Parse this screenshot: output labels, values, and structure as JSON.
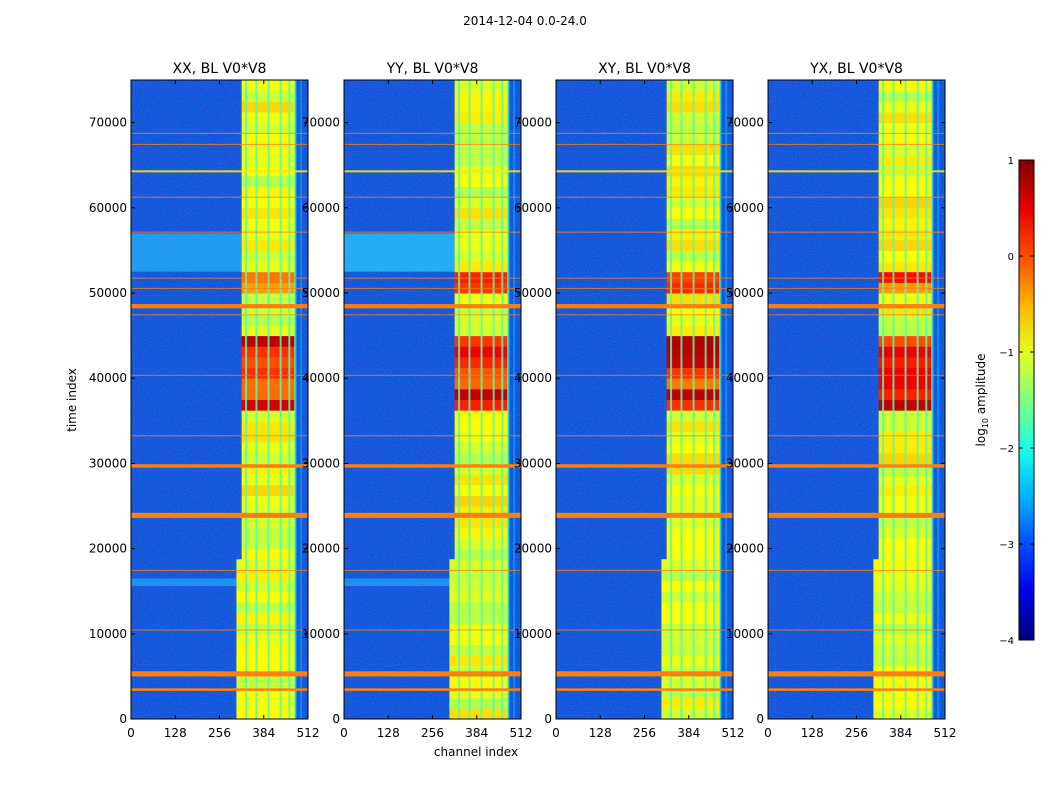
{
  "suptitle": "2014-12-04 0.0-24.0",
  "chart_data": {
    "type": "heatmap",
    "panels": [
      {
        "title": "XX, BL V0*V8",
        "polarization": "XX"
      },
      {
        "title": "YY, BL V0*V8",
        "polarization": "YY"
      },
      {
        "title": "XY, BL V0*V8",
        "polarization": "XY"
      },
      {
        "title": "YX, BL V0*V8",
        "polarization": "YX"
      }
    ],
    "xlabel": "channel index",
    "ylabel": "time index",
    "xlim": [
      0,
      512
    ],
    "ylim": [
      0,
      75000
    ],
    "xticks": [
      0,
      128,
      256,
      384,
      512
    ],
    "yticks": [
      0,
      10000,
      20000,
      30000,
      40000,
      50000,
      60000,
      70000
    ],
    "ytick_labels": [
      "0",
      "10000",
      "20000",
      "30000",
      "40000",
      "50000",
      "60000",
      "70000"
    ],
    "colorbar": {
      "label": "log10 amplitude",
      "label_main": "log",
      "label_sub": "10",
      "label_rest": " amplitude",
      "range": [
        -4,
        1
      ],
      "ticks": [
        1,
        0,
        -1,
        -2,
        -3,
        -4
      ],
      "tick_labels": [
        "1",
        "0",
        "−1",
        "−2",
        "−3",
        "−4"
      ],
      "colormap": "jet"
    },
    "rfi_channel_band": [
      320,
      475
    ],
    "flagged_time_bands": [
      [
        5000,
        5600
      ],
      [
        3300,
        3600
      ],
      [
        23600,
        24200
      ],
      [
        29500,
        29900
      ],
      [
        48200,
        48700
      ]
    ]
  },
  "colors": {
    "background": "#ffffff",
    "axis": "#000000",
    "low": "#1a4fd8",
    "flag": "#ff7f0e"
  }
}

..........

• The task:
Reproduce the material in full, word for word, and omit the pictures.

• Solution:
Parse this screenshot: output labels, values, and structure as JSON.
{
  "suptitle": "2014-12-04 0.0-24.0",
  "chart_data": {
    "type": "heatmap",
    "panels": [
      {
        "title": "XX, BL V0*V8",
        "polarization": "XX"
      },
      {
        "title": "YY, BL V0*V8",
        "polarization": "YY"
      },
      {
        "title": "XY, BL V0*V8",
        "polarization": "XY"
      },
      {
        "title": "YX, BL V0*V8",
        "polarization": "YX"
      }
    ],
    "xlabel": "channel index",
    "ylabel": "time index",
    "xlim": [
      0,
      512
    ],
    "ylim": [
      0,
      75000
    ],
    "xticks": [
      0,
      128,
      256,
      384,
      512
    ],
    "yticks": [
      0,
      10000,
      20000,
      30000,
      40000,
      50000,
      60000,
      70000
    ],
    "ytick_labels": [
      "0",
      "10000",
      "20000",
      "30000",
      "40000",
      "50000",
      "60000",
      "70000"
    ],
    "colorbar": {
      "label": "log10 amplitude",
      "label_main": "log",
      "label_sub": "10",
      "label_rest": " amplitude",
      "range": [
        -4,
        1
      ],
      "ticks": [
        1,
        0,
        -1,
        -2,
        -3,
        -4
      ],
      "tick_labels": [
        "1",
        "0",
        "−1",
        "−2",
        "−3",
        "−4"
      ],
      "colormap": "jet"
    },
    "rfi_channel_band": [
      320,
      475
    ],
    "flagged_time_bands": [
      [
        5000,
        5600
      ],
      [
        3300,
        3600
      ],
      [
        23600,
        24200
      ],
      [
        29500,
        29900
      ],
      [
        48200,
        48700
      ]
    ]
  },
  "colors": {
    "background": "#ffffff",
    "axis": "#000000",
    "low": "#1a4fd8",
    "flag": "#ff7f0e"
  }
}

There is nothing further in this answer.